Return a copy of each line that holds the string "Octubre".

▸ EXERCISE DATA:
============

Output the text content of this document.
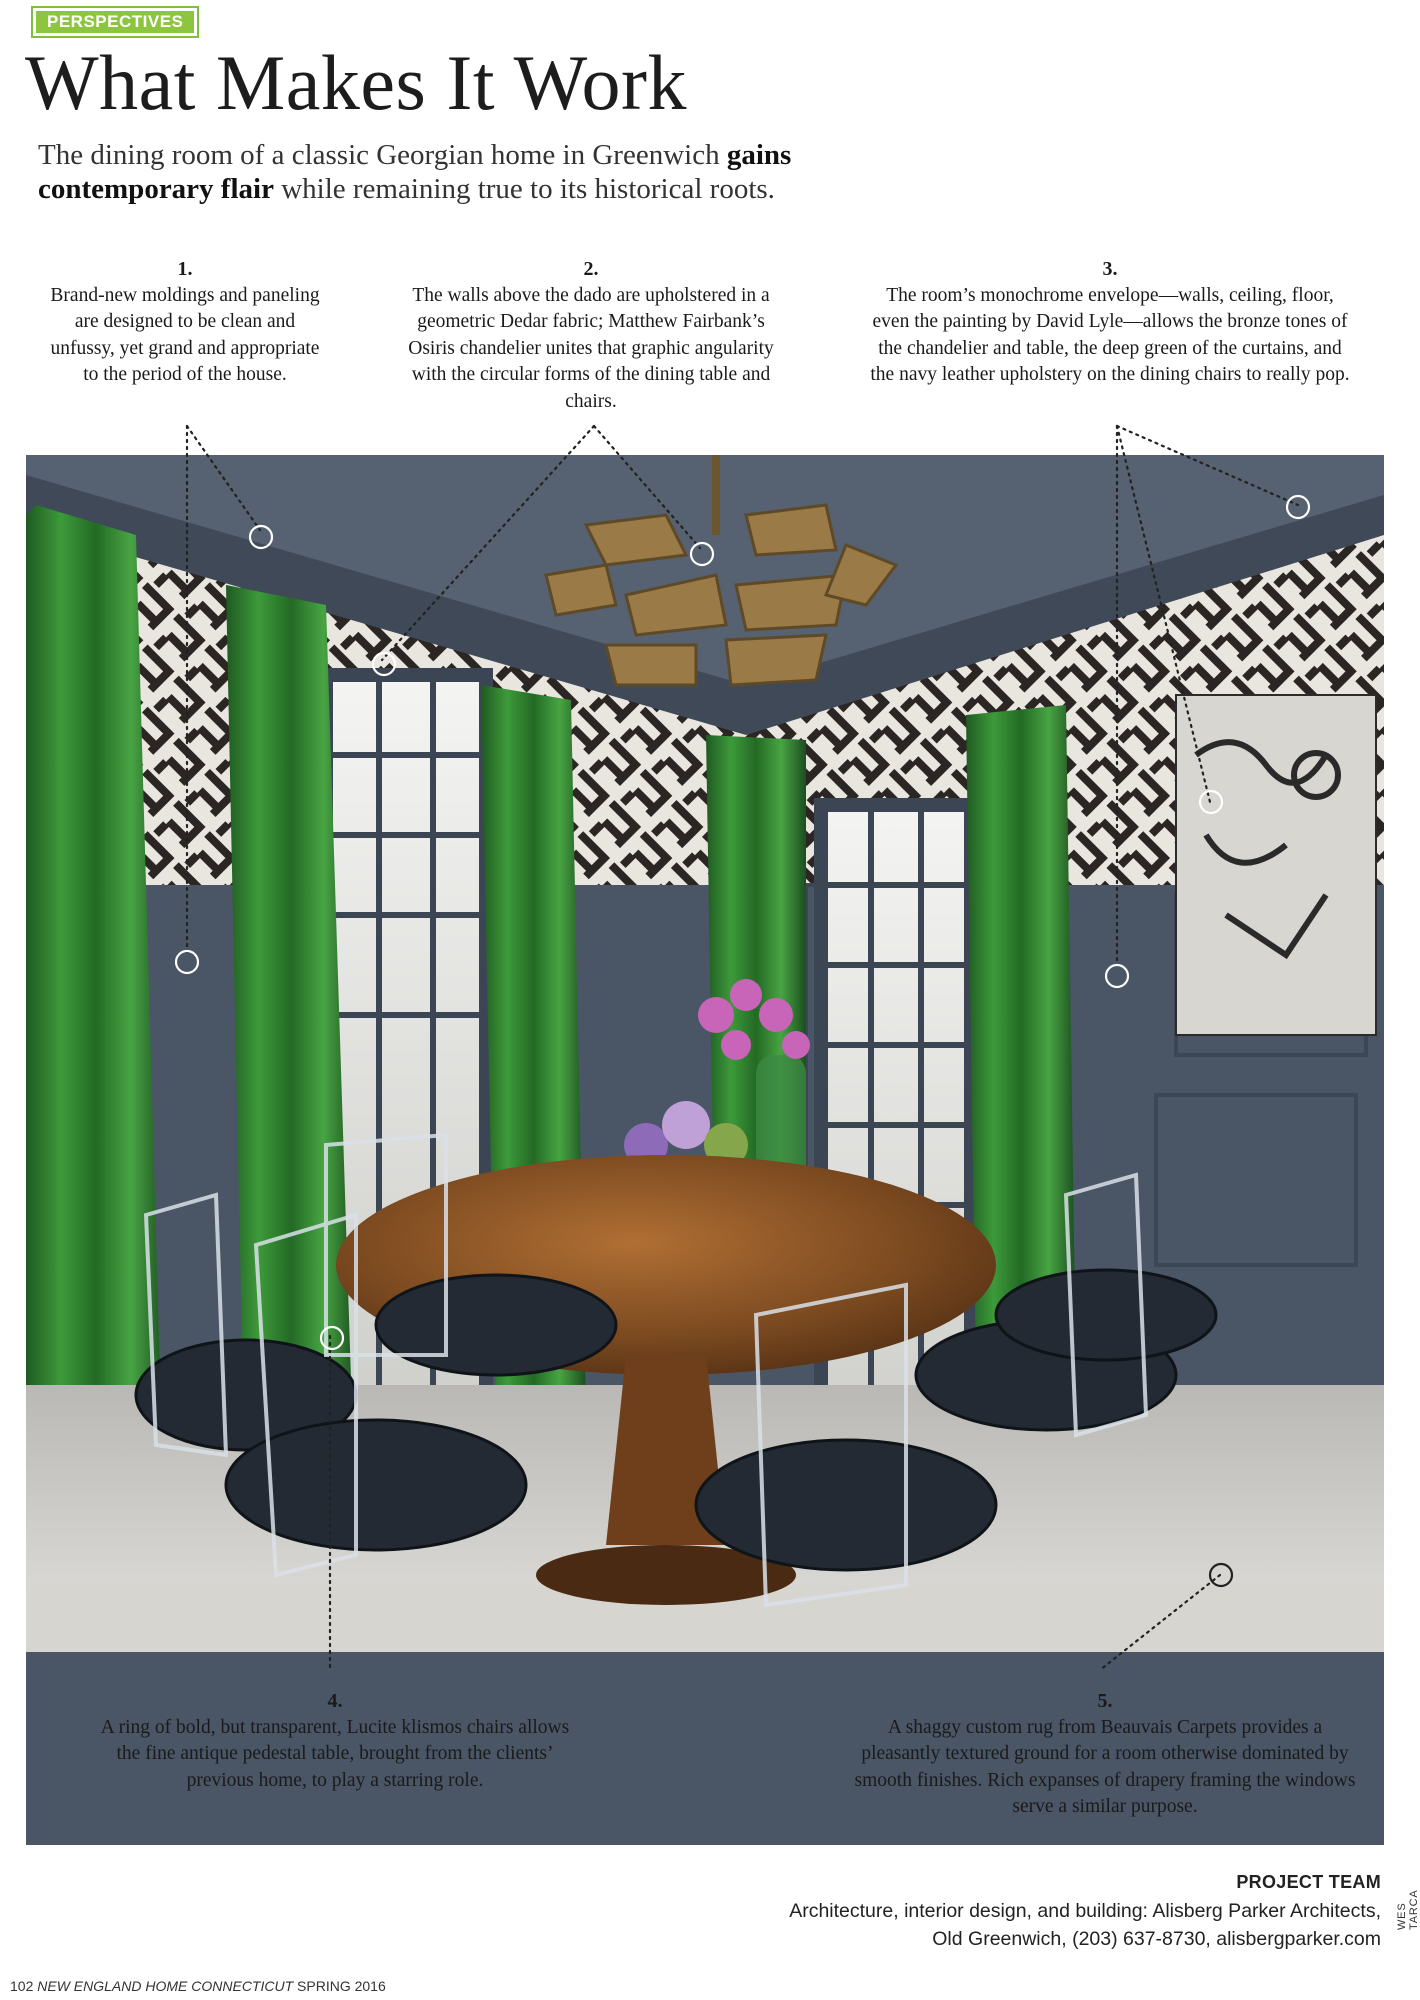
PERSPECTIVES
What Makes It Work
The dining room of a classic Georgian home in Greenwich gains contemporary flair while remaining true to its historical roots.
1.
Brand-new moldings and paneling are designed to be clean and unfussy, yet grand and appropriate to the period of the house.
2.
The walls above the dado are upholstered in a geometric Dedar fabric; Matthew Fairbank’s Osiris chandelier unites that graphic angularity with the circular forms of the dining table and chairs.
3.
The room’s monochrome envelope—walls, ceiling, floor, even the painting by David Lyle—allows the bronze tones of the chandelier and table, the deep green of the curtains, and the navy leather upholstery on the dining chairs to really pop.
4.
A ring of bold, but transparent, Lucite klismos chairs allows the fine antique pedestal table, brought from the clients’ previous home, to play a starring role.
5.
A shaggy custom rug from Beauvais Carpets provides a pleasantly textured ground for a room otherwise dominated by smooth finishes. Rich expanses of drapery framing the windows serve a similar purpose.
PROJECT TEAM
Architecture, interior design, and building: Alisberg Parker Architects,
Old Greenwich, (203) 637-8730, alisbergparker.com
WES TARCA
102 NEW ENGLAND HOME CONNECTICUT SPRING 2016
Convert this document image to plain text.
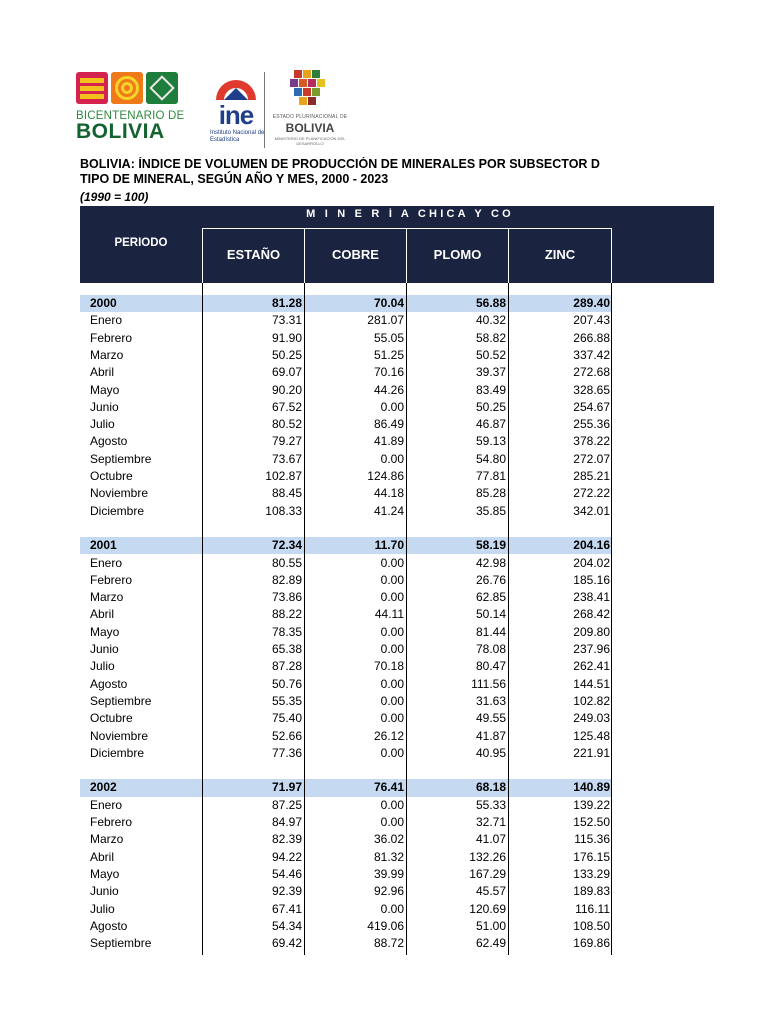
BICENTENARIO DE
BOLIVIA
ine
Instituto Nacional de Estadística
ESTADO PLURINACIONAL DE
BOLIVIA
MINISTERIO DE PLANIFICACIÓN DEL DESARROLLO
BOLIVIA: ÍNDICE DE VOLUMEN DE PRODUCCIÓN DE MINERALES POR SUBSECTOR D
TIPO DE MINERAL, SEGÚN AÑO Y MES, 2000 - 2023
(1990 = 100)
M I N E R Í A CHICA Y CO
PERIODO
ESTAÑO	COBRE	PLOMO	ZINC
2000	81.28	70.04	56.88	289.40
Enero	73.31	281.07	40.32	207.43
Febrero	91.90	55.05	58.82	266.88
Marzo	50.25	51.25	50.52	337.42
Abril	69.07	70.16	39.37	272.68
Mayo	90.20	44.26	83.49	328.65
Junio	67.52	0.00	50.25	254.67
Julio	80.52	86.49	46.87	255.36
Agosto	79.27	41.89	59.13	378.22
Septiembre	73.67	0.00	54.80	272.07
Octubre	102.87	124.86	77.81	285.21
Noviembre	88.45	44.18	85.28	272.22
Diciembre	108.33	41.24	35.85	342.01
2001	72.34	11.70	58.19	204.16
Enero	80.55	0.00	42.98	204.02
Febrero	82.89	0.00	26.76	185.16
Marzo	73.86	0.00	62.85	238.41
Abril	88.22	44.11	50.14	268.42
Mayo	78.35	0.00	81.44	209.80
Junio	65.38	0.00	78.08	237.96
Julio	87.28	70.18	80.47	262.41
Agosto	50.76	0.00	111.56	144.51
Septiembre	55.35	0.00	31.63	102.82
Octubre	75.40	0.00	49.55	249.03
Noviembre	52.66	26.12	41.87	125.48
Diciembre	77.36	0.00	40.95	221.91
2002	71.97	76.41	68.18	140.89
Enero	87.25	0.00	55.33	139.22
Febrero	84.97	0.00	32.71	152.50
Marzo	82.39	36.02	41.07	115.36
Abril	94.22	81.32	132.26	176.15
Mayo	54.46	39.99	167.29	133.29
Junio	92.39	92.96	45.57	189.83
Julio	67.41	0.00	120.69	116.11
Agosto	54.34	419.06	51.00	108.50
Septiembre	69.42	88.72	62.49	169.86
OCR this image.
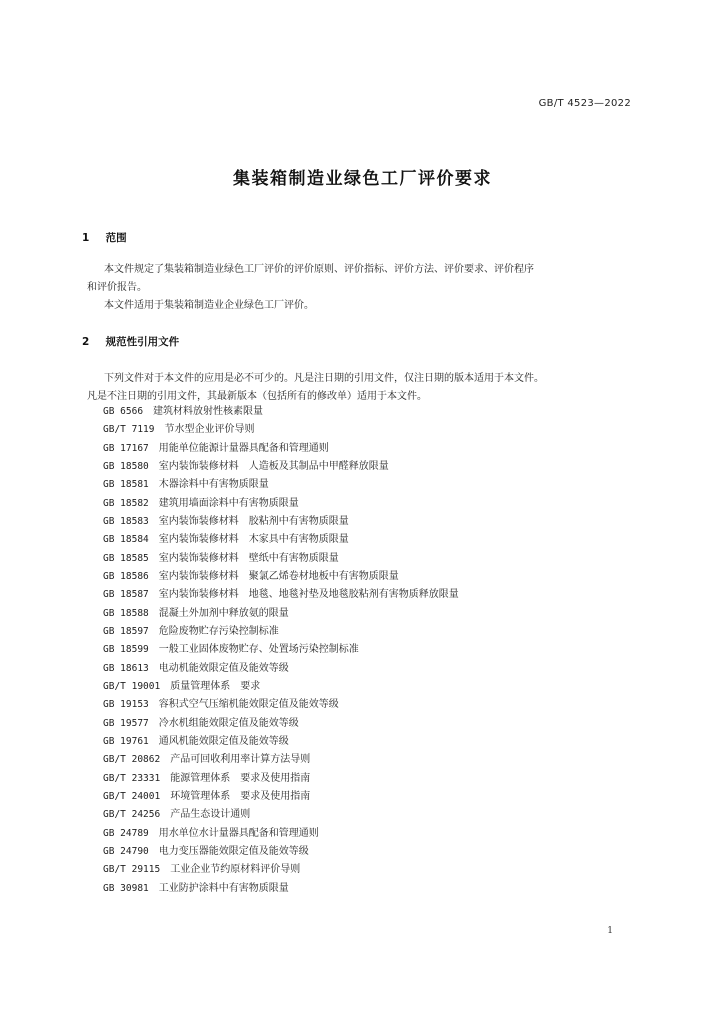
GB/T 4523—2022
集装箱制造业绿色工厂评价要求
1 范围
本文件规定了集装箱制造业绿色工厂评价的评价原则、评价指标、评价方法、评价要求、评价程序
和评价报告。
本文件适用于集装箱制造业企业绿色工厂评价。
2 规范性引用文件
下列文件对于本文件的应用是必不可少的。凡是注日期的引用文件，仅注日期的版本适用于本文件。
凡是不注日期的引用文件，其最新版本（包括所有的修改单）适用于本文件。
GB 6566 建筑材料放射性核素限量
GB/T 7119 节水型企业评价导则
GB 17167 用能单位能源计量器具配备和管理通则
GB 18580 室内装饰装修材料　人造板及其制品中甲醛释放限量
GB 18581 木器涂料中有害物质限量
GB 18582 建筑用墙面涂料中有害物质限量
GB 18583 室内装饰装修材料　胶粘剂中有害物质限量
GB 18584 室内装饰装修材料　木家具中有害物质限量
GB 18585 室内装饰装修材料　壁纸中有害物质限量
GB 18586 室内装饰装修材料　聚氯乙烯卷材地板中有害物质限量
GB 18587 室内装饰装修材料　地毯、地毯衬垫及地毯胶粘剂有害物质释放限量
GB 18588 混凝土外加剂中释放氨的限量
GB 18597 危险废物贮存污染控制标准
GB 18599 一般工业固体废物贮存、处置场污染控制标准
GB 18613 电动机能效限定值及能效等级
GB/T 19001 质量管理体系　要求
GB 19153 容积式空气压缩机能效限定值及能效等级
GB 19577 冷水机组能效限定值及能效等级
GB 19761 通风机能效限定值及能效等级
GB/T 20862 产品可回收利用率计算方法导则
GB/T 23331 能源管理体系　要求及使用指南
GB/T 24001 环境管理体系　要求及使用指南
GB/T 24256 产品生态设计通则
GB 24789 用水单位水计量器具配备和管理通则
GB 24790 电力变压器能效限定值及能效等级
GB/T 29115 工业企业节约原材料评价导则
GB 30981 工业防护涂料中有害物质限量
1
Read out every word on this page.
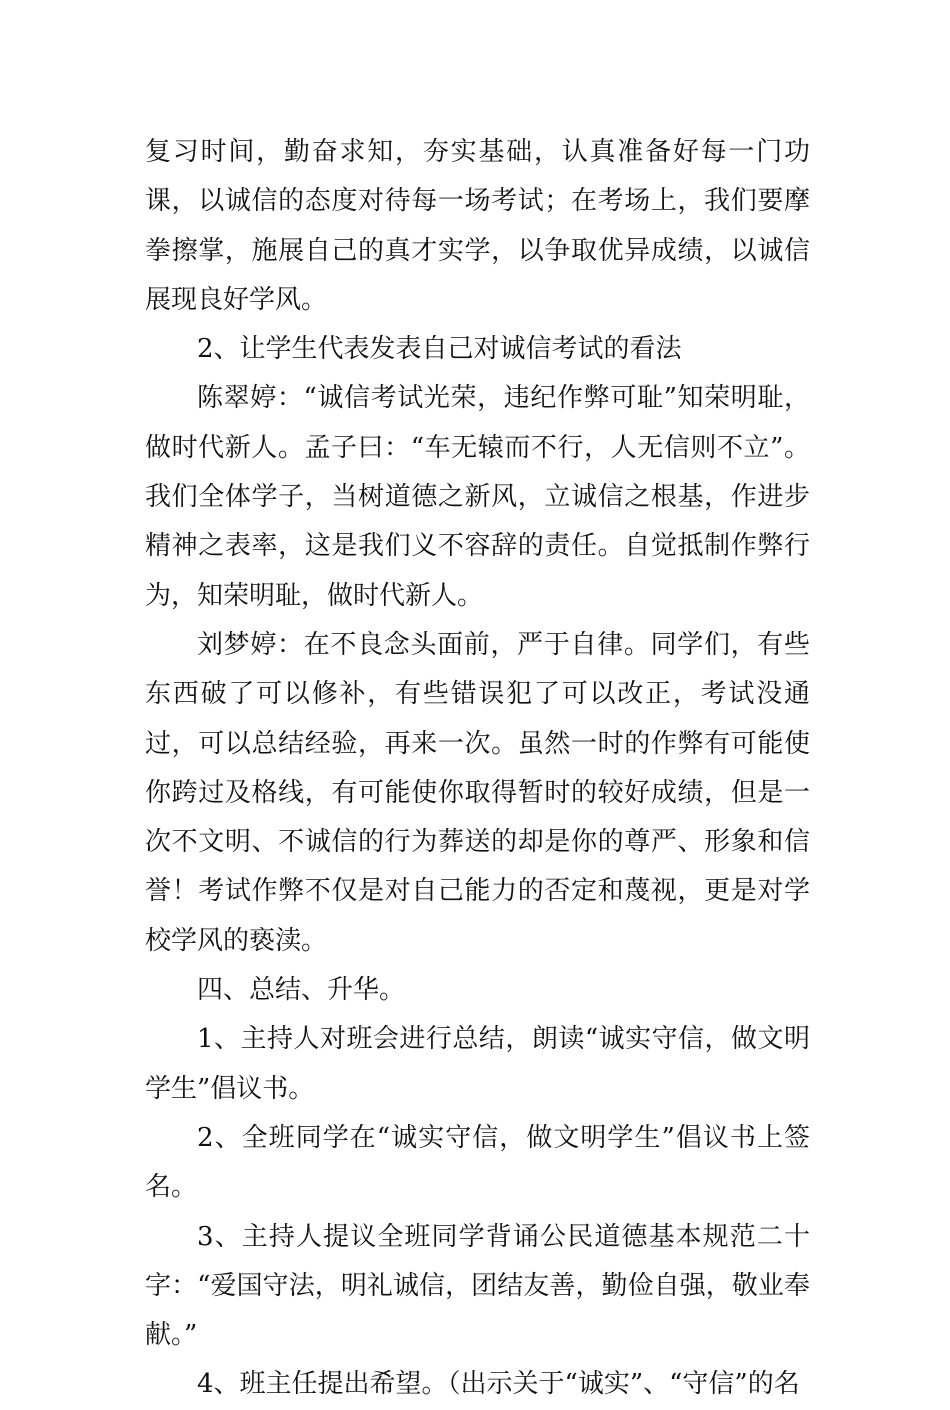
复习时间，勤奋求知，夯实基础，认真准备好每一门功课，以诚信的态度对待每一场考试；在考场上，我们要摩拳擦掌，施展自己的真才实学，以争取优异成绩，以诚信展现良好学风。

2、让学生代表发表自己对诚信考试的看法

陈翠婷：“诚信考试光荣，违纪作弊可耻”知荣明耻，做时代新人。孟子曰：“车无辕而不行，人无信则不立”。我们全体学子，当树道德之新风，立诚信之根基，作进步精神之表率，这是我们义不容辞的责任。自觉抵制作弊行为，知荣明耻，做时代新人。

刘梦婷：在不良念头面前，严于自律。同学们，有些东西破了可以修补，有些错误犯了可以改正，考试没通过，可以总结经验，再来一次。虽然一时的作弊有可能使你跨过及格线，有可能使你取得暂时的较好成绩，但是一次不文明、不诚信的行为葬送的却是你的尊严、形象和信誉！考试作弊不仅是对自己能力的否定和蔑视，更是对学校学风的亵渎。

四、总结、升华。

1、主持人对班会进行总结，朗读“诚实守信，做文明学生”倡议书。

2、全班同学在“诚实守信，做文明学生”倡议书上签名。

3、主持人提议全班同学背诵公民道德基本规范二十字：“爱国守法，明礼诚信，团结友善，勤俭自强，敬业奉献。”

4、班主任提出希望。（出示关于“诚实”、“守信”的名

============

▸ COMPLETE ANSWER:
Octubre	102.87	124.86	77.81	285.21
Octubre	75.40	0.00	49.55	249.03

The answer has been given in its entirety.